→ **Records excerpted from a collection**
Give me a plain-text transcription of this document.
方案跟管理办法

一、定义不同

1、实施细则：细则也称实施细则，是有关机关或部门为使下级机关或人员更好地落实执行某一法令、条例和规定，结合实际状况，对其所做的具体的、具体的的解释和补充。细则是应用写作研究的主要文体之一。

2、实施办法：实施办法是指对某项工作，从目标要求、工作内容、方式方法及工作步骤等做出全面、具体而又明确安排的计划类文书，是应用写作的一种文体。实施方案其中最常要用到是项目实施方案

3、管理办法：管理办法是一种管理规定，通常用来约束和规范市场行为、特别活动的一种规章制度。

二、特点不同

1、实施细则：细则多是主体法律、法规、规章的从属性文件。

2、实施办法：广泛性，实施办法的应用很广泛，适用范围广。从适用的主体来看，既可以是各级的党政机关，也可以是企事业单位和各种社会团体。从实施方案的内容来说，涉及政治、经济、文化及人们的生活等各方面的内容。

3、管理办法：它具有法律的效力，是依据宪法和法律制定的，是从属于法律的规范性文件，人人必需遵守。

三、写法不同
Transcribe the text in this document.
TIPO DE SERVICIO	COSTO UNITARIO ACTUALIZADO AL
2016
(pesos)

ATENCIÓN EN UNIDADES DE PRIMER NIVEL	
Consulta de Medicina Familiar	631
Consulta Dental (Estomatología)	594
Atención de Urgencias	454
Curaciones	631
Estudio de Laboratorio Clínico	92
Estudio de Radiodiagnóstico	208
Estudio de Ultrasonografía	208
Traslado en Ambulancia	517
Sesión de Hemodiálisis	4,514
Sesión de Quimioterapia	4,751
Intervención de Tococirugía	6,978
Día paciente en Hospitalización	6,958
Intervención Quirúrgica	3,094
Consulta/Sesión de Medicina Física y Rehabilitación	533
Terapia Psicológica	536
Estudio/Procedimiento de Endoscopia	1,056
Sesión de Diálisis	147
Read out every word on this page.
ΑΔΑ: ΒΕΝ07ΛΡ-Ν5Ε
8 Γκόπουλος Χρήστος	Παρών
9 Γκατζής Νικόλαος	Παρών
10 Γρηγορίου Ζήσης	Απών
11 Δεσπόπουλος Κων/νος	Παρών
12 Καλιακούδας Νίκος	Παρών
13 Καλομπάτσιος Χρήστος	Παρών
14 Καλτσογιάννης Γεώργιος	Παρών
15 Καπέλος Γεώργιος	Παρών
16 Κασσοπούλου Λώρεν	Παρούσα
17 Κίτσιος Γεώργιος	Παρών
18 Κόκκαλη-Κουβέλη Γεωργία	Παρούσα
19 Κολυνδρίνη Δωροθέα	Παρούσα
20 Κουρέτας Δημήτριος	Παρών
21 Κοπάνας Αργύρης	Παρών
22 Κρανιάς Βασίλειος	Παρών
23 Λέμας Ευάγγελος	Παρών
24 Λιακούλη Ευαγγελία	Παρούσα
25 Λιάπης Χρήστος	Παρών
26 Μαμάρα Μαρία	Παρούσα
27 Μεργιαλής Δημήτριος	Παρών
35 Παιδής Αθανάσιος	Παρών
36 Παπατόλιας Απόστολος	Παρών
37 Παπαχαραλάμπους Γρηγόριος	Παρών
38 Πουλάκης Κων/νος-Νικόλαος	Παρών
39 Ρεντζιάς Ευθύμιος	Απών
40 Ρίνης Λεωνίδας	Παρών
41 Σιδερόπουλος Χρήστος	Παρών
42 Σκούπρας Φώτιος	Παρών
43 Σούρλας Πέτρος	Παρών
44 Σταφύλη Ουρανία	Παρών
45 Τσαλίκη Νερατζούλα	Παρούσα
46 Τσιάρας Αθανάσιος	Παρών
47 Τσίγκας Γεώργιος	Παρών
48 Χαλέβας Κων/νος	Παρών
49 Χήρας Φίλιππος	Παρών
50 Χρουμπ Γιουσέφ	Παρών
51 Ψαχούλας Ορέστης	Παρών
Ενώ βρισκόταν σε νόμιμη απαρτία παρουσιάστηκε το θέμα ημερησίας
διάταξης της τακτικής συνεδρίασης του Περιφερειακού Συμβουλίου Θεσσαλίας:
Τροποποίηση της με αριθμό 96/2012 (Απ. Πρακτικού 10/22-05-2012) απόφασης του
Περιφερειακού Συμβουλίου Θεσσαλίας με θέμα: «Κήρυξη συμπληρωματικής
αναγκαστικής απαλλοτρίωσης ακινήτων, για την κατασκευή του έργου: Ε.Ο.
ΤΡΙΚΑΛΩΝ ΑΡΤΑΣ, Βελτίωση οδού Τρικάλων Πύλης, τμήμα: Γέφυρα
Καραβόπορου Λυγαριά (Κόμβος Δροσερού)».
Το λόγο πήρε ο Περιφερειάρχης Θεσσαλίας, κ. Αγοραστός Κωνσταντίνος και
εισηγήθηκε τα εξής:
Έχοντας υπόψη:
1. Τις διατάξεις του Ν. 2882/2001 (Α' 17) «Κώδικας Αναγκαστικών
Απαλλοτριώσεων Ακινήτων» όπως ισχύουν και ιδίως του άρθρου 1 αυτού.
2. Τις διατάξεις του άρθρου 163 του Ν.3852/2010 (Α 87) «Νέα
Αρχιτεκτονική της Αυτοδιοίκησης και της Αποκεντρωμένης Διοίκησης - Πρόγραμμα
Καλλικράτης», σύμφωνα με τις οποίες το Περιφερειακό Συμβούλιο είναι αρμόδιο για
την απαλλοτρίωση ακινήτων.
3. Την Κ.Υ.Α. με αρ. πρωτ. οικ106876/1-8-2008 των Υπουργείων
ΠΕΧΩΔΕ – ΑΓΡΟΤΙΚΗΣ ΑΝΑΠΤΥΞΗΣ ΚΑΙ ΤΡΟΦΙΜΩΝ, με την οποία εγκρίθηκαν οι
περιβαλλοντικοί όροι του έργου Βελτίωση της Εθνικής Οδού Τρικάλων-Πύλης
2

→ **TASK OBJECTIVE**
Gather each line of the listing that holds the string "Πύλης".

→ **RESPONSE TO THE TASK**
ΤΡΙΚΑΛΩΝ ΑΡΤΑΣ, Βελτίωση οδού Τρικάλων Πύλης, τμήμα: Γέφυρα
περιβαλλοντικοί όροι του έργου Βελτίωση της Εθνικής Οδού Τρικάλων-Πύλης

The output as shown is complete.